Stated task:
Take down each entry exactly as written.

The records:
===
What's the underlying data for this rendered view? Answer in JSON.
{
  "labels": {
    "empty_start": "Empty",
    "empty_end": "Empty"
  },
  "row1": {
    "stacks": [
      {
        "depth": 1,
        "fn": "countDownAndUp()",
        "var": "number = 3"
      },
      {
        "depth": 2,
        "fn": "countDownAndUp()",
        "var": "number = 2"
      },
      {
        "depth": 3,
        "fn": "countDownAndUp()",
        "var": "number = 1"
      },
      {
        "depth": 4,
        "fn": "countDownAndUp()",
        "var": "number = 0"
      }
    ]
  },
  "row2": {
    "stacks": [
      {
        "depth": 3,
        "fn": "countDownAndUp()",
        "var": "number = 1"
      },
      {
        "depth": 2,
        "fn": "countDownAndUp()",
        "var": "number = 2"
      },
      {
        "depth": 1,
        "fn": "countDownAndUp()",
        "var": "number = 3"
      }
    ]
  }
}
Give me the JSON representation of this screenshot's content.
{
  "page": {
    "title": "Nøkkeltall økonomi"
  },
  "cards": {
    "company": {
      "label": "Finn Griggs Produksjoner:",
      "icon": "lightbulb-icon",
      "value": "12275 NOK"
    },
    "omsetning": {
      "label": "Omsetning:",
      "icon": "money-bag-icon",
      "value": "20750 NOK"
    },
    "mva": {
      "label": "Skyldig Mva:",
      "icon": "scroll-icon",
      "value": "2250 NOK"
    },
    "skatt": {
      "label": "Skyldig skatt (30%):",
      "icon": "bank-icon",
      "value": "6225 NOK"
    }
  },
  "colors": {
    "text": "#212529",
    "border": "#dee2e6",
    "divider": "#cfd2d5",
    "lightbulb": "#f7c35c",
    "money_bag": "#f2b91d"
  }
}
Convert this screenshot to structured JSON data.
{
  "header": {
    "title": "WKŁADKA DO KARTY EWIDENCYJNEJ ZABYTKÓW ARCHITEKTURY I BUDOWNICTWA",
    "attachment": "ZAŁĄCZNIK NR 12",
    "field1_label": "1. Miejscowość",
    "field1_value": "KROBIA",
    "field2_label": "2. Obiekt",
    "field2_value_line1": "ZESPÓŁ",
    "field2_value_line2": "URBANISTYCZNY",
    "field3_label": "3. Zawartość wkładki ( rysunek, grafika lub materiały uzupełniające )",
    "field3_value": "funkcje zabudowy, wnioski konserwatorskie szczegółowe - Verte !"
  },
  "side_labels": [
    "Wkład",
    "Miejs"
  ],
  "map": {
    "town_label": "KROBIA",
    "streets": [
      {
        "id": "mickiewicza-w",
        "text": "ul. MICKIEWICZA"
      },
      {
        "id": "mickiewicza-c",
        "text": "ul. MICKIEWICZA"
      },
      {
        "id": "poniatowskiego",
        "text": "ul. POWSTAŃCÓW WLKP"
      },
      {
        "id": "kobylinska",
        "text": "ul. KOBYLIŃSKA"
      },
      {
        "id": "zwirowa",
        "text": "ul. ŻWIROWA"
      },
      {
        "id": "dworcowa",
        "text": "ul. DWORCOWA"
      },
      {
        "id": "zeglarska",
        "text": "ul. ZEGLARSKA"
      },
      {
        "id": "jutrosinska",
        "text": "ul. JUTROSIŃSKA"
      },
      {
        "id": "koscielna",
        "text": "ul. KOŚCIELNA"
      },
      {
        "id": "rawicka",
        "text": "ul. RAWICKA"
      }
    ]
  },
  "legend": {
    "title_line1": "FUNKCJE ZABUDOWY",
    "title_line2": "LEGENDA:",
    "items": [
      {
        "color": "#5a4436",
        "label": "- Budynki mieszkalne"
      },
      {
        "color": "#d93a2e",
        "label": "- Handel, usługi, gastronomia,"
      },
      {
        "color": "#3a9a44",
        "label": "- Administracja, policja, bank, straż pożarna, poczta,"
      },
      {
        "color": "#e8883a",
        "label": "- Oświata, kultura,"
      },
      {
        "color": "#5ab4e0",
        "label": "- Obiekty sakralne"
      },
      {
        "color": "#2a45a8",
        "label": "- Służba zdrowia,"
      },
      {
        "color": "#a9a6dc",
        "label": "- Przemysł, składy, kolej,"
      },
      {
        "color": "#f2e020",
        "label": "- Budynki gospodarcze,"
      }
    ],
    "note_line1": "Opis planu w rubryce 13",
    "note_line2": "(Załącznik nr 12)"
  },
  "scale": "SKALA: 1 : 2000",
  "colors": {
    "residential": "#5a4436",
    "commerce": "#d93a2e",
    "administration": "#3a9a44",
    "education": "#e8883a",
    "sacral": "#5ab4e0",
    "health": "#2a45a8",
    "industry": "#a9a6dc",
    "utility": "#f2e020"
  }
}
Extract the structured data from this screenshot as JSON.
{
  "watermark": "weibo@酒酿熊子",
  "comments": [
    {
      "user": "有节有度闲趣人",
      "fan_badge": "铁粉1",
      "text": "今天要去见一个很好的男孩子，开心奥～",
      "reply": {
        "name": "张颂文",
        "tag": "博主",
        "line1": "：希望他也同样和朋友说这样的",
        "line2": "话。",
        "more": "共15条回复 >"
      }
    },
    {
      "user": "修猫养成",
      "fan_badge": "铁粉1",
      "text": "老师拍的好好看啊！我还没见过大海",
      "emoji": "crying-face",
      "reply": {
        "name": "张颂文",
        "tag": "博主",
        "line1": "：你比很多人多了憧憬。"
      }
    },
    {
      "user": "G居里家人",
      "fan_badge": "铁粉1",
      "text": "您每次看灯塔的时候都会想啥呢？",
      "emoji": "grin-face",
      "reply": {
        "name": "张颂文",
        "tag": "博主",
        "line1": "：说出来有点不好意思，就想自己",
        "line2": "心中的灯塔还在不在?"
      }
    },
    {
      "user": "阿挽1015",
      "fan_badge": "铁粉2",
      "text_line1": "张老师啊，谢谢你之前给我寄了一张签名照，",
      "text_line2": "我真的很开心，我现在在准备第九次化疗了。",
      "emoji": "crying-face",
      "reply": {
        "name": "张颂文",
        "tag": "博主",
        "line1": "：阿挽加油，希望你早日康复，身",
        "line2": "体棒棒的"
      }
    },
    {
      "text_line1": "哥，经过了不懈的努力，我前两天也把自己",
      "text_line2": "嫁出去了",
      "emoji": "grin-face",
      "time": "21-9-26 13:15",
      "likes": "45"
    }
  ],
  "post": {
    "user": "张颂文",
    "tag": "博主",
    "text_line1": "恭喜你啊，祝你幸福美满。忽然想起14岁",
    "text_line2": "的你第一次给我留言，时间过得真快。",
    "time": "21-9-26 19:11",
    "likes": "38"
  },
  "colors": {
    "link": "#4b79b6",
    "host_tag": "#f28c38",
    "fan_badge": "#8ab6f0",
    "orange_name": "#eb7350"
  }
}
===
Expected answer:
What's the underlying data for this rendered view? Answer in JSON.
{
  "labels": {
    "empty_start": "Empty",
    "empty_end": "Empty"
  },
  "row1": {
    "stacks": [
      {
        "depth": 1,
        "fn": "countDownAndUp()",
        "var": "number = 3"
      },
      {
        "depth": 2,
        "fn": "countDownAndUp()",
        "var": "number = 2"
      },
      {
        "depth": 3,
        "fn": "countDownAndUp()",
        "var": "number = 1"
      },
      {
        "depth": 4,
        "fn": "countDownAndUp()",
        "var": "number = 0"
      }
    ]
  },
  "row2": {
    "stacks": [
      {
        "depth": 3,
        "fn": "countDownAndUp()",
        "var": "number = 1"
      },
      {
        "depth": 2,
        "fn": "countDownAndUp()",
        "var": "number = 2"
      },
      {
        "depth": 1,
        "fn": "countDownAndUp()",
        "var": "number = 3"
      }
    ]
  }
}
Give me the JSON representation of this screenshot's content.
{
  "page": {
    "title": "Nøkkeltall økonomi"
  },
  "cards": {
    "company": {
      "label": "Finn Griggs Produksjoner:",
      "icon": "lightbulb-icon",
      "value": "12275 NOK"
    },
    "omsetning": {
      "label": "Omsetning:",
      "icon": "money-bag-icon",
      "value": "20750 NOK"
    },
    "mva": {
      "label": "Skyldig Mva:",
      "icon": "scroll-icon",
      "value": "2250 NOK"
    },
    "skatt": {
      "label": "Skyldig skatt (30%):",
      "icon": "bank-icon",
      "value": "6225 NOK"
    }
  },
  "colors": {
    "text": "#212529",
    "border": "#dee2e6",
    "divider": "#cfd2d5",
    "lightbulb": "#f7c35c",
    "money_bag": "#f2b91d"
  }
}
Convert this screenshot to structured JSON data.
{
  "header": {
    "title": "WKŁADKA DO KARTY EWIDENCYJNEJ ZABYTKÓW ARCHITEKTURY I BUDOWNICTWA",
    "attachment": "ZAŁĄCZNIK NR 12",
    "field1_label": "1. Miejscowość",
    "field1_value": "KROBIA",
    "field2_label": "2. Obiekt",
    "field2_value_line1": "ZESPÓŁ",
    "field2_value_line2": "URBANISTYCZNY",
    "field3_label": "3. Zawartość wkładki ( rysunek, grafika lub materiały uzupełniające )",
    "field3_value": "funkcje zabudowy, wnioski konserwatorskie szczegółowe - Verte !"
  },
  "side_labels": [
    "Wkład",
    "Miejs"
  ],
  "map": {
    "town_label": "KROBIA",
    "streets": [
      {
        "id": "mickiewicza-w",
        "text": "ul. MICKIEWICZA"
      },
      {
        "id": "mickiewicza-c",
        "text": "ul. MICKIEWICZA"
      },
      {
        "id": "poniatowskiego",
        "text": "ul. POWSTAŃCÓW WLKP"
      },
      {
        "id": "kobylinska",
        "text": "ul. KOBYLIŃSKA"
      },
      {
        "id": "zwirowa",
        "text": "ul. ŻWIROWA"
      },
      {
        "id": "dworcowa",
        "text": "ul. DWORCOWA"
      },
      {
        "id": "zeglarska",
        "text": "ul. ZEGLARSKA"
      },
      {
        "id": "jutrosinska",
        "text": "ul. JUTROSIŃSKA"
      },
      {
        "id": "koscielna",
        "text": "ul. KOŚCIELNA"
      },
      {
        "id": "rawicka",
        "text": "ul. RAWICKA"
      }
    ]
  },
  "legend": {
    "title_line1": "FUNKCJE ZABUDOWY",
    "title_line2": "LEGENDA:",
    "items": [
      {
        "color": "#5a4436",
        "label": "- Budynki mieszkalne"
      },
      {
        "color": "#d93a2e",
        "label": "- Handel, usługi, gastronomia,"
      },
      {
        "color": "#3a9a44",
        "label": "- Administracja, policja, bank, straż pożarna, poczta,"
      },
      {
        "color": "#e8883a",
        "label": "- Oświata, kultura,"
      },
      {
        "color": "#5ab4e0",
        "label": "- Obiekty sakralne"
      },
      {
        "color": "#2a45a8",
        "label": "- Służba zdrowia,"
      },
      {
        "color": "#a9a6dc",
        "label": "- Przemysł, składy, kolej,"
      },
      {
        "color": "#f2e020",
        "label": "- Budynki gospodarcze,"
      }
    ],
    "note_line1": "Opis planu w rubryce 13",
    "note_line2": "(Załącznik nr 12)"
  },
  "scale": "SKALA: 1 : 2000",
  "colors": {
    "residential": "#5a4436",
    "commerce": "#d93a2e",
    "administration": "#3a9a44",
    "education": "#e8883a",
    "sacral": "#5ab4e0",
    "health": "#2a45a8",
    "industry": "#a9a6dc",
    "utility": "#f2e020"
  }
}
Extract the structured data from this screenshot as JSON.
{
  "watermark": "weibo@酒酿熊子",
  "comments": [
    {
      "user": "有节有度闲趣人",
      "fan_badge": "铁粉1",
      "text": "今天要去见一个很好的男孩子，开心奥～",
      "reply": {
        "name": "张颂文",
        "tag": "博主",
        "line1": "：希望他也同样和朋友说这样的",
        "line2": "话。",
        "more": "共15条回复 >"
      }
    },
    {
      "user": "修猫养成",
      "fan_badge": "铁粉1",
      "text": "老师拍的好好看啊！我还没见过大海",
      "emoji": "crying-face",
      "reply": {
        "name": "张颂文",
        "tag": "博主",
        "line1": "：你比很多人多了憧憬。"
      }
    },
    {
      "user": "G居里家人",
      "fan_badge": "铁粉1",
      "text": "您每次看灯塔的时候都会想啥呢？",
      "emoji": "grin-face",
      "reply": {
        "name": "张颂文",
        "tag": "博主",
        "line1": "：说出来有点不好意思，就想自己",
        "line2": "心中的灯塔还在不在?"
      }
    },
    {
      "user": "阿挽1015",
      "fan_badge": "铁粉2",
      "text_line1": "张老师啊，谢谢你之前给我寄了一张签名照，",
      "text_line2": "我真的很开心，我现在在准备第九次化疗了。",
      "emoji": "crying-face",
      "reply": {
        "name": "张颂文",
        "tag": "博主",
        "line1": "：阿挽加油，希望你早日康复，身",
        "line2": "体棒棒的"
      }
    },
    {
      "text_line1": "哥，经过了不懈的努力，我前两天也把自己",
      "text_line2": "嫁出去了",
      "emoji": "grin-face",
      "time": "21-9-26 13:15",
      "likes": "45"
    }
  ],
  "post": {
    "user": "张颂文",
    "tag": "博主",
    "text_line1": "恭喜你啊，祝你幸福美满。忽然想起14岁",
    "text_line2": "的你第一次给我留言，时间过得真快。",
    "time": "21-9-26 19:11",
    "likes": "38"
  },
  "colors": {
    "link": "#4b79b6",
    "host_tag": "#f28c38",
    "fan_badge": "#8ab6f0",
    "orange_name": "#eb7350"
  }
}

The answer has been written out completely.